• **WHAT TO PRODUCE**
Copy each line of the data below with the word "Corrected".

• **DATA LINES**
-- Start --

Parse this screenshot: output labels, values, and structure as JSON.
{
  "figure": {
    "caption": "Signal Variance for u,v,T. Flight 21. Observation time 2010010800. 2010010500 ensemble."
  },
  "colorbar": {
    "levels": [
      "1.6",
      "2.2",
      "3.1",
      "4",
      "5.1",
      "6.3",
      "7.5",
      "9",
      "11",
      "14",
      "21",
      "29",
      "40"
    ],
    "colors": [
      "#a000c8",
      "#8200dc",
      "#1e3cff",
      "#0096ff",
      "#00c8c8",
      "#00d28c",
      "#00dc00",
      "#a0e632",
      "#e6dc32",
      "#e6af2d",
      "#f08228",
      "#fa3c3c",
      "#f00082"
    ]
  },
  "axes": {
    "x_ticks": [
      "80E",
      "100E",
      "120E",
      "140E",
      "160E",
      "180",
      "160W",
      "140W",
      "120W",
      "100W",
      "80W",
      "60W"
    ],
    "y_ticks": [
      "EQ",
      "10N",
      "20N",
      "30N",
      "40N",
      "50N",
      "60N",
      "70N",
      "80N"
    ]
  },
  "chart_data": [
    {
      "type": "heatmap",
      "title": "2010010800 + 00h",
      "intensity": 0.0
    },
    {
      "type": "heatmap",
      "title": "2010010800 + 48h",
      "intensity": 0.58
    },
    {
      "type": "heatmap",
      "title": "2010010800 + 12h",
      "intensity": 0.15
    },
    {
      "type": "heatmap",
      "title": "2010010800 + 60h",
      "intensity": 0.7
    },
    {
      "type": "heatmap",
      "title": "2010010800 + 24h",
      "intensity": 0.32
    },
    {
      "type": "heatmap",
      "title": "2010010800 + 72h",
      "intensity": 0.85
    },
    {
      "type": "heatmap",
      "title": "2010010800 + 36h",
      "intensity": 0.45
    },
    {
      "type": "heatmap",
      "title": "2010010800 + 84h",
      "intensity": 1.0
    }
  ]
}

-- End --
-- Start --

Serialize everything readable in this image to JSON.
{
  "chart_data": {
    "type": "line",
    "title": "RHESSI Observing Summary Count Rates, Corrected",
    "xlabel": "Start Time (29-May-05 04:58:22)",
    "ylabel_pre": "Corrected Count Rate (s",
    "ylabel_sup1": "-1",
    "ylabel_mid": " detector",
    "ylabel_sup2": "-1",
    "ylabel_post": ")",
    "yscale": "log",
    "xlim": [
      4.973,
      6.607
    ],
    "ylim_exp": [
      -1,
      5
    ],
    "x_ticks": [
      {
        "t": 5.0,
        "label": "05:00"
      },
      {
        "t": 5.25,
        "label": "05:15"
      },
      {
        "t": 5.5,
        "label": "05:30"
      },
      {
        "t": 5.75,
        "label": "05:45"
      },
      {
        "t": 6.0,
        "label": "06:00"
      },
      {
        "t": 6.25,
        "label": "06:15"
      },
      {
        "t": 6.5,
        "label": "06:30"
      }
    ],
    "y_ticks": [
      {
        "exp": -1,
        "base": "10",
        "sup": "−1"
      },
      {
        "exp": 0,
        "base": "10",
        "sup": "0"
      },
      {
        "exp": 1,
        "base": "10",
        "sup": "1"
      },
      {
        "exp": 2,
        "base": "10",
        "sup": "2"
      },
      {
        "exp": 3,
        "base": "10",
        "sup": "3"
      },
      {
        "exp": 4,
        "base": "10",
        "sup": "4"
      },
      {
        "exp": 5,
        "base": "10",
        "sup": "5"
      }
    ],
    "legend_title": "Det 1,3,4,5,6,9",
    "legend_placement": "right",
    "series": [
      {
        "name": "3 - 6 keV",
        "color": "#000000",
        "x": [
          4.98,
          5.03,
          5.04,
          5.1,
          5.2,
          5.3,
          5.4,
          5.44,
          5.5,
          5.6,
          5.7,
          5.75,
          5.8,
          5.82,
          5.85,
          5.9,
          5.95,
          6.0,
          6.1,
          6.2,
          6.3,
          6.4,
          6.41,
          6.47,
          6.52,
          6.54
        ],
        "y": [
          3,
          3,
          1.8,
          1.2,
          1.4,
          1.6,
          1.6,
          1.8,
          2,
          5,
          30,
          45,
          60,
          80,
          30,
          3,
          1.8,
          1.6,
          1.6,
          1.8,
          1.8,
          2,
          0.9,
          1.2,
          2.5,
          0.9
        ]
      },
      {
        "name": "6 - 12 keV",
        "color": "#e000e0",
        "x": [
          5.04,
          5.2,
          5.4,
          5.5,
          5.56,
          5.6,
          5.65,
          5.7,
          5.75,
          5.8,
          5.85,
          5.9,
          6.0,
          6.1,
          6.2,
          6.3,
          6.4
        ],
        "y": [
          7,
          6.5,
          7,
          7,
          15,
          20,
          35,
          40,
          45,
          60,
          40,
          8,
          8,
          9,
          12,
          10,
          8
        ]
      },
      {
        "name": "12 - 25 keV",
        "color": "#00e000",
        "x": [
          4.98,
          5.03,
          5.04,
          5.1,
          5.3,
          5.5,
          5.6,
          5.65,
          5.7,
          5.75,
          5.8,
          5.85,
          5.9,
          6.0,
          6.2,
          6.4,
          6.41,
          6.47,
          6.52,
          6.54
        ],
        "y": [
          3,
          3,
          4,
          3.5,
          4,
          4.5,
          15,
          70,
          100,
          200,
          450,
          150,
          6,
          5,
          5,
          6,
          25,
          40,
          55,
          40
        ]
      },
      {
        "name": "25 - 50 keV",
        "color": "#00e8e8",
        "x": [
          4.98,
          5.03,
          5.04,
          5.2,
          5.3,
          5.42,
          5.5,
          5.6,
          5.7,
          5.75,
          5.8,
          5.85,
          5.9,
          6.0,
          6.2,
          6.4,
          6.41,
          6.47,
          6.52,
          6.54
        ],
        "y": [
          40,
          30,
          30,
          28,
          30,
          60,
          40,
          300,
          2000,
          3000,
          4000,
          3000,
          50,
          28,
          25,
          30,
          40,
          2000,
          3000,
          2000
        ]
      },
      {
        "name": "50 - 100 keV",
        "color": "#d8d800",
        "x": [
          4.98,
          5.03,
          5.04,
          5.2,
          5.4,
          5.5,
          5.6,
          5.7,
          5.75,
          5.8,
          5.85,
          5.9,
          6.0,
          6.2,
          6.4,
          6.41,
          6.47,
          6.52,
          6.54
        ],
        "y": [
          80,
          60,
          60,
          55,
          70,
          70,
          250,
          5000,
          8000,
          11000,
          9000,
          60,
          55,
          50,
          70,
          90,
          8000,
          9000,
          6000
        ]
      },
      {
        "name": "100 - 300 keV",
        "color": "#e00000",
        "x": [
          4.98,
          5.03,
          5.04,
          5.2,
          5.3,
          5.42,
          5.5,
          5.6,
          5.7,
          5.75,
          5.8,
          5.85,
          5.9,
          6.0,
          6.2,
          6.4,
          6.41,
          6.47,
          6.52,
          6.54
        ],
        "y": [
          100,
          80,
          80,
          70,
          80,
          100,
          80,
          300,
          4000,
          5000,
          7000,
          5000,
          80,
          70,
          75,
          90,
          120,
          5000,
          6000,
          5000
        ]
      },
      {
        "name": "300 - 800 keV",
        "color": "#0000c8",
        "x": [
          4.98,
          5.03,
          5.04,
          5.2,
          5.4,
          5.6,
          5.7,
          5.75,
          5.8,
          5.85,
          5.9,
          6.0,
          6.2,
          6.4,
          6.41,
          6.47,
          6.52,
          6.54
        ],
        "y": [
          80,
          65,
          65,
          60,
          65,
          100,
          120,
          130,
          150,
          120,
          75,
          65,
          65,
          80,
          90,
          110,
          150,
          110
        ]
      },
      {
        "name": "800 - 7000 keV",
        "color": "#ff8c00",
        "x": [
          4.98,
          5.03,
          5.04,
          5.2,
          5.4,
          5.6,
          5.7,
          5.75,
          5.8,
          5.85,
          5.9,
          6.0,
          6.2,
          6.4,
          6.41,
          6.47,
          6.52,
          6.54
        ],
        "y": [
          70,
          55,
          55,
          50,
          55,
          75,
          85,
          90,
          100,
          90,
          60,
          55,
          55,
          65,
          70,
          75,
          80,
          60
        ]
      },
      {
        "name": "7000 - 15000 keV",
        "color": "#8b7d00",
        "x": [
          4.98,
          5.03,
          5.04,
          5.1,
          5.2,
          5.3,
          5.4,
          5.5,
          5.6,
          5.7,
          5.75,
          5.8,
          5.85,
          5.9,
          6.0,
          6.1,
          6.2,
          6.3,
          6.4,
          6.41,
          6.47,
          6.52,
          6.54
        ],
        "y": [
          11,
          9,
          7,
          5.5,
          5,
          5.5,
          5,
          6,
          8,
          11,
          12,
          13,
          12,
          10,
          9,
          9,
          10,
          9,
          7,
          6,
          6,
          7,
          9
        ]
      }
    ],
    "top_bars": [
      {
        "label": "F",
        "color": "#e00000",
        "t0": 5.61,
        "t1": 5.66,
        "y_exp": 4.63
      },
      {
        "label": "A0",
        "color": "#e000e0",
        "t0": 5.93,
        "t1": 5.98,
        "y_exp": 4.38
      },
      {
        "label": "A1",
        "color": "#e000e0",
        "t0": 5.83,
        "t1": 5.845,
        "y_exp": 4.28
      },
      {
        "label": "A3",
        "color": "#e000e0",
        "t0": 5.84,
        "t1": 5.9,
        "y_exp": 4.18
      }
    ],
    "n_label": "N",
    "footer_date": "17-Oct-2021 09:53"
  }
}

-- End --
-- Start --

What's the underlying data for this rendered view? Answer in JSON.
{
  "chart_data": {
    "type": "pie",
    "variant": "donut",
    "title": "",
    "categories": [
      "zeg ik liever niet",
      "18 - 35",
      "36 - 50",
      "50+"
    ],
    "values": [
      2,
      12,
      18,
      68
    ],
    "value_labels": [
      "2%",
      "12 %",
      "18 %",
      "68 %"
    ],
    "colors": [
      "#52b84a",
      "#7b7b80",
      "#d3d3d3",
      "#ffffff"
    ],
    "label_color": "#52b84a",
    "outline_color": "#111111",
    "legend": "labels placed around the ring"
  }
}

-- End --

• **THE RESULT**
    "title": "RHESSI Observing Summary Count Rates, Corrected",
    "ylabel_pre": "Corrected Count Rate (s",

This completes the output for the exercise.